_Do this_
Reply with one number only: the count of lines below that contain the word "Interprofessional".
>> start Supplied records
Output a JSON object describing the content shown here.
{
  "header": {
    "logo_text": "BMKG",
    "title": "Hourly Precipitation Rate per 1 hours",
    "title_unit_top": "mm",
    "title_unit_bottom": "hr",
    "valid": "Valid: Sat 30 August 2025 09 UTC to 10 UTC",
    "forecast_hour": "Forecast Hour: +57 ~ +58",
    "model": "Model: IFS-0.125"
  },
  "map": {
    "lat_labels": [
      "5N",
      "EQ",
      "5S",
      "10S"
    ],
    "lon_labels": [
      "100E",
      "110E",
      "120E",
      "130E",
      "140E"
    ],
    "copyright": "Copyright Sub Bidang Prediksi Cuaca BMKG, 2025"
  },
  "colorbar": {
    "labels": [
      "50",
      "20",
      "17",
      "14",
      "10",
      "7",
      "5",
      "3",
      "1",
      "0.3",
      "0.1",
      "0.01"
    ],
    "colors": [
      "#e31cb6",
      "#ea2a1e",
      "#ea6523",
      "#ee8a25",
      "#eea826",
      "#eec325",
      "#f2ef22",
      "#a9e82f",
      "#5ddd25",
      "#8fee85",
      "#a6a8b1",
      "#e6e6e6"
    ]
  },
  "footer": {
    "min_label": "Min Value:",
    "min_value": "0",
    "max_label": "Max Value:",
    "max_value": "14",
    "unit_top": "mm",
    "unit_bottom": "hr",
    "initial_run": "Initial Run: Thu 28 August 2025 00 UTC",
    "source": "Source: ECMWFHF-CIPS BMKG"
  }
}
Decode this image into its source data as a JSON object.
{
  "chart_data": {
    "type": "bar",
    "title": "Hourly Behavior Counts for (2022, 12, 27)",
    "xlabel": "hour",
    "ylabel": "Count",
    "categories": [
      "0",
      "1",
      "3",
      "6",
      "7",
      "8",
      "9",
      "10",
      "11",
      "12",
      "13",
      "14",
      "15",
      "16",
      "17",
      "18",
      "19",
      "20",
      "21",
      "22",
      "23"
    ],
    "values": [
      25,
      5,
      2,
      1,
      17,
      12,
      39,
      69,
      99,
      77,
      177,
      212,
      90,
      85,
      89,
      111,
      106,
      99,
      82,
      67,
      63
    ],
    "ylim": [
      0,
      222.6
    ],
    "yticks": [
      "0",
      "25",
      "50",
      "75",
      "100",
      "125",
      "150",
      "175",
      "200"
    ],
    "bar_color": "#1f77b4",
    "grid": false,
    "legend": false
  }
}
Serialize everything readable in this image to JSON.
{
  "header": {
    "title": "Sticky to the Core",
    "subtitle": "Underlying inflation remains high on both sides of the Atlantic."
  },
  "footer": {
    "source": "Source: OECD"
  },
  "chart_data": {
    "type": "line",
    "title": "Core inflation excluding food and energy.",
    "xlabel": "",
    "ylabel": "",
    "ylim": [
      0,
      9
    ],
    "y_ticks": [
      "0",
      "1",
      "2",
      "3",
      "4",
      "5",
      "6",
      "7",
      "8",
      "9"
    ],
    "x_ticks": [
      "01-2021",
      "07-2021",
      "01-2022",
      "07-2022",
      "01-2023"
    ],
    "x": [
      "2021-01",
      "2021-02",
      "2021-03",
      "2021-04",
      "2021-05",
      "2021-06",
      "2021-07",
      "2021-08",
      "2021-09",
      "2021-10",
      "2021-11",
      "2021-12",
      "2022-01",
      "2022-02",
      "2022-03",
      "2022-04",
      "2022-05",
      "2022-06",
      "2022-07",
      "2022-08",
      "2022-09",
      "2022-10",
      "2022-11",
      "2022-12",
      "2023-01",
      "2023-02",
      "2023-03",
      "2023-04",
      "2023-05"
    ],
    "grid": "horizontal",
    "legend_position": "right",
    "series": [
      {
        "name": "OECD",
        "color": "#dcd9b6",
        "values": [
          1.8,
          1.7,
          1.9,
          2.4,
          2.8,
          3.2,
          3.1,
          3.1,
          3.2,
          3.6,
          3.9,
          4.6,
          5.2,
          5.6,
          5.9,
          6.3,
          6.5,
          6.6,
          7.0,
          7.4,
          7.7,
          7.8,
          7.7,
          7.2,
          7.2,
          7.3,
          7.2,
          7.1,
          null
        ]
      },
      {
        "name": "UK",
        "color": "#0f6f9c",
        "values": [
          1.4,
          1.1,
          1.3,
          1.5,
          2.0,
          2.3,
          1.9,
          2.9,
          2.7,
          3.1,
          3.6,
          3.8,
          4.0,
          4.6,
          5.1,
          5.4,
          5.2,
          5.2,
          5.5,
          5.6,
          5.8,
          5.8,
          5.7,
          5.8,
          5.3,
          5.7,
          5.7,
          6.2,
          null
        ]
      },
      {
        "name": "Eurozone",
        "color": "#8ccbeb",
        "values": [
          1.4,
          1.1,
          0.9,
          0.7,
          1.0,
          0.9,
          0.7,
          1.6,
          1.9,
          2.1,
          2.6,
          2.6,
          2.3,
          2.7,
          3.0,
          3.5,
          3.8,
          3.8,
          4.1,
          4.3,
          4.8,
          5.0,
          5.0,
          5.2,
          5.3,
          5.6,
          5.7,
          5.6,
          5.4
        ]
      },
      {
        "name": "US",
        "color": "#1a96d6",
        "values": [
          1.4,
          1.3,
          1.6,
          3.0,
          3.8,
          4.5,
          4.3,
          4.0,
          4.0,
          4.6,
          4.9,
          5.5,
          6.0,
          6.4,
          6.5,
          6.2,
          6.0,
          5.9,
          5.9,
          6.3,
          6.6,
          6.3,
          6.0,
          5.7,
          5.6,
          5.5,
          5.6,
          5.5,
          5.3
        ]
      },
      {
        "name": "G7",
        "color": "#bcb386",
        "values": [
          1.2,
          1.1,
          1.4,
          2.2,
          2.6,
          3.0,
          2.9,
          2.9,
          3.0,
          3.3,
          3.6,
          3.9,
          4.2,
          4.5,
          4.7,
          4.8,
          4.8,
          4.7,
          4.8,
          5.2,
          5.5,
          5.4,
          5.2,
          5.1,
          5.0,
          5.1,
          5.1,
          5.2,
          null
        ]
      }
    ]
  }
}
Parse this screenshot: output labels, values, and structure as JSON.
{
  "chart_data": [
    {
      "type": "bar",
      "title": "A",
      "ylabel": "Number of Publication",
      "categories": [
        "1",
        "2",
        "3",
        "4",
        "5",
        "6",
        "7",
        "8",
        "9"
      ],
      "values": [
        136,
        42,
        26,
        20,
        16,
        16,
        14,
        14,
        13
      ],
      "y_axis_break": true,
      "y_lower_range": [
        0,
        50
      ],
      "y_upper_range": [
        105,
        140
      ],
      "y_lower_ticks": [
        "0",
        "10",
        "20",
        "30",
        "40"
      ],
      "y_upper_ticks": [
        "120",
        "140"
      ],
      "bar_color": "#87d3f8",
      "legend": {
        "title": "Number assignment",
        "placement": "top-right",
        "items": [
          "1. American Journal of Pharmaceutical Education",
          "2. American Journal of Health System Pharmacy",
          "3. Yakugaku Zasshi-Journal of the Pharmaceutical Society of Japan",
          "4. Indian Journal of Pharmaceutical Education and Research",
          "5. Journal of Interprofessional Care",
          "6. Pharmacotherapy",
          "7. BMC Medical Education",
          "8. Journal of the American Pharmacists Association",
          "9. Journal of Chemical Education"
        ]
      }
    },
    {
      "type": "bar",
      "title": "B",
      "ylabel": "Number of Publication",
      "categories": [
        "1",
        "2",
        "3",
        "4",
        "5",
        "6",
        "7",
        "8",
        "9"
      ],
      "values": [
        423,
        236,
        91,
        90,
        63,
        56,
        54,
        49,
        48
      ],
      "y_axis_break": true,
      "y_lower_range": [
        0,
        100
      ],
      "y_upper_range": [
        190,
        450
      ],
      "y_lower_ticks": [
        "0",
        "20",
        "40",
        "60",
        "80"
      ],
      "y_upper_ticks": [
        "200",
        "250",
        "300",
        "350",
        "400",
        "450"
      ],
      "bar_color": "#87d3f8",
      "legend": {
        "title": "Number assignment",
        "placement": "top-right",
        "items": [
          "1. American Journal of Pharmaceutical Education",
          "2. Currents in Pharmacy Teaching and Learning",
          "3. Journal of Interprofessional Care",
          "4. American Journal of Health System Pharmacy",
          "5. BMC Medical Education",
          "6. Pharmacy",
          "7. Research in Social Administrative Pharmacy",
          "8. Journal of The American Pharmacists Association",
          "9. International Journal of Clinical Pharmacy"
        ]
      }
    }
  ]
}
>> end Supplied records
_Exercise answer_
2